Work instructions: Take each line containing the word "debt" and copy it.

[Collection entries]

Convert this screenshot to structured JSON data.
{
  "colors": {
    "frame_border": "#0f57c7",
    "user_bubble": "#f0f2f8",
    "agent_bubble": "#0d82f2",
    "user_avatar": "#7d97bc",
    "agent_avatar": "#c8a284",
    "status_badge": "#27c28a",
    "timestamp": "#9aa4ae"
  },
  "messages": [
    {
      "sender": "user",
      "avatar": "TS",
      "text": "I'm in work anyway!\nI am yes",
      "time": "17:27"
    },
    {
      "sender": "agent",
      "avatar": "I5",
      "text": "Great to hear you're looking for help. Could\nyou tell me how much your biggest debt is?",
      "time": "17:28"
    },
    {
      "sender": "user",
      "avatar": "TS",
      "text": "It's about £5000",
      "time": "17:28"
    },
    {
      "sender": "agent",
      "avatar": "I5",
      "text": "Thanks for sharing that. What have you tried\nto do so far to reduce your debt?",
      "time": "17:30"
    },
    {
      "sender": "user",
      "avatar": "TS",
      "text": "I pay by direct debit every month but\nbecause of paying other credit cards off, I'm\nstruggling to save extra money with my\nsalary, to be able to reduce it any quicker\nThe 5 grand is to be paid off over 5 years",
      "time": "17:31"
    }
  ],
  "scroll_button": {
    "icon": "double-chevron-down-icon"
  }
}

* * *

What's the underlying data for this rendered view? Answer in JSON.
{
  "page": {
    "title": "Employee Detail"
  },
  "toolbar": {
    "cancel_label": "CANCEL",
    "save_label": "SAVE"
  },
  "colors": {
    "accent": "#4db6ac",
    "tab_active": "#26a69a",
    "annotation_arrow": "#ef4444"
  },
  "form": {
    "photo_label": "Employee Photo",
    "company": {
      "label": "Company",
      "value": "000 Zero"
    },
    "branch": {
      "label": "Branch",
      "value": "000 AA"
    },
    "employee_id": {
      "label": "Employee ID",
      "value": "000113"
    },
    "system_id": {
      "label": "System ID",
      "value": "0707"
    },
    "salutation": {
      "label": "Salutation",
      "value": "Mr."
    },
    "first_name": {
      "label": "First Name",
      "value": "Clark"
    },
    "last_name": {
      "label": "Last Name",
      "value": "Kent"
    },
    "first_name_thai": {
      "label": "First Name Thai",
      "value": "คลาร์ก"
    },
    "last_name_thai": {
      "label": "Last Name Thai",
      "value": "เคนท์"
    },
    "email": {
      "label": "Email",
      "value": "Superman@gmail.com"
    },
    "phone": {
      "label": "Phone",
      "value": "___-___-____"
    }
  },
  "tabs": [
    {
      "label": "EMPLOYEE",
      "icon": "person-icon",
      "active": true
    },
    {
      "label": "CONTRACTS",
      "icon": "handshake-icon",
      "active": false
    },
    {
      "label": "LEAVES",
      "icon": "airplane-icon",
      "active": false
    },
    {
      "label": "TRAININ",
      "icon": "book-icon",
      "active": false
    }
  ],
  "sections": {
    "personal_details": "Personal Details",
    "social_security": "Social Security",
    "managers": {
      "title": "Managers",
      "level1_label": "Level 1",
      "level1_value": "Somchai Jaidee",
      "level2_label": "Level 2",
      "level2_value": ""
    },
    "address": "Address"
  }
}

---

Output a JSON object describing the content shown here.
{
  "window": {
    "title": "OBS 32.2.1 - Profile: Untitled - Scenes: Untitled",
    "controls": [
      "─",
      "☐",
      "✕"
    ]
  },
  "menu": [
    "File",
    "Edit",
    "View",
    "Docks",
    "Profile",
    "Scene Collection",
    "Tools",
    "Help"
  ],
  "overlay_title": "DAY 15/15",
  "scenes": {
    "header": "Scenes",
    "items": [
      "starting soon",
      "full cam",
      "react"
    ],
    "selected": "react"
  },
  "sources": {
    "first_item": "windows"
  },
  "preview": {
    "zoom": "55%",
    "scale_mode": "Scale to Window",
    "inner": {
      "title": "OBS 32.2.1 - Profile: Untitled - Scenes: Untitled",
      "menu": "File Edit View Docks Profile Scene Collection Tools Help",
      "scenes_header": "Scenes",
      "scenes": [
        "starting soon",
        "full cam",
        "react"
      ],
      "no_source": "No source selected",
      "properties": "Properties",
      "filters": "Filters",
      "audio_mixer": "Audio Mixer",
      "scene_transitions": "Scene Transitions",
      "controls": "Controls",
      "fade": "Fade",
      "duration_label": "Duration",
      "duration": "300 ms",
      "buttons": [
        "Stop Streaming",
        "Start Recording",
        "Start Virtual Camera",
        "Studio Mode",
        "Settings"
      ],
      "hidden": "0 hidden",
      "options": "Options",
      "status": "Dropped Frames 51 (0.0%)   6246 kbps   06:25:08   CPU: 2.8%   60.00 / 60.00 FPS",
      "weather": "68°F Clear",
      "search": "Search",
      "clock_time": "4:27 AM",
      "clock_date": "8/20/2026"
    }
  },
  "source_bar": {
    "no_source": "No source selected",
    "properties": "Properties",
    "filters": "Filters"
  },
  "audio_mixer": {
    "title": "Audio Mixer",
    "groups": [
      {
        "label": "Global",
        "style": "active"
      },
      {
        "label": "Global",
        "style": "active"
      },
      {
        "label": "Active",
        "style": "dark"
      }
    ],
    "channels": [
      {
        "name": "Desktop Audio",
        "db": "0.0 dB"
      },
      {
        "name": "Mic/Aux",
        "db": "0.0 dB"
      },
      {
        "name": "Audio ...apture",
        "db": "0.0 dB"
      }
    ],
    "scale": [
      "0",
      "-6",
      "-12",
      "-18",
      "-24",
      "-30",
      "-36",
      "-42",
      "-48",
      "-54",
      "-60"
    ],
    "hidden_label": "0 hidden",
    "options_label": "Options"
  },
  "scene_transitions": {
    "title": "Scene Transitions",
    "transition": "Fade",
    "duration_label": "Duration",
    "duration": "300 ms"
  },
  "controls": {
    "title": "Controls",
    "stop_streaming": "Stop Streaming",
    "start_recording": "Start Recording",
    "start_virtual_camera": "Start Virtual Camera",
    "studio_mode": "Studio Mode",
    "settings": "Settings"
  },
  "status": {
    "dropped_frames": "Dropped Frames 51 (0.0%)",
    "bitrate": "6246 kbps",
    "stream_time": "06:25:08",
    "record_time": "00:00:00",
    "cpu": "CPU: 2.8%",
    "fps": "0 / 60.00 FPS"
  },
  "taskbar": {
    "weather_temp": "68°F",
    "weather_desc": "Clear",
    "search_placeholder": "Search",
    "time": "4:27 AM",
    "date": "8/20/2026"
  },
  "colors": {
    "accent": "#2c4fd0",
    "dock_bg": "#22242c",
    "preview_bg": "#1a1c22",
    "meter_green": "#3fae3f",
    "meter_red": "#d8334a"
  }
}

Answer to the exercise:
      "text": "Great to hear you're looking for help. Could\nyou tell me how much your biggest debt is?",
      "text": "Thanks for sharing that. What have you tried\nto do so far to reduce your debt?",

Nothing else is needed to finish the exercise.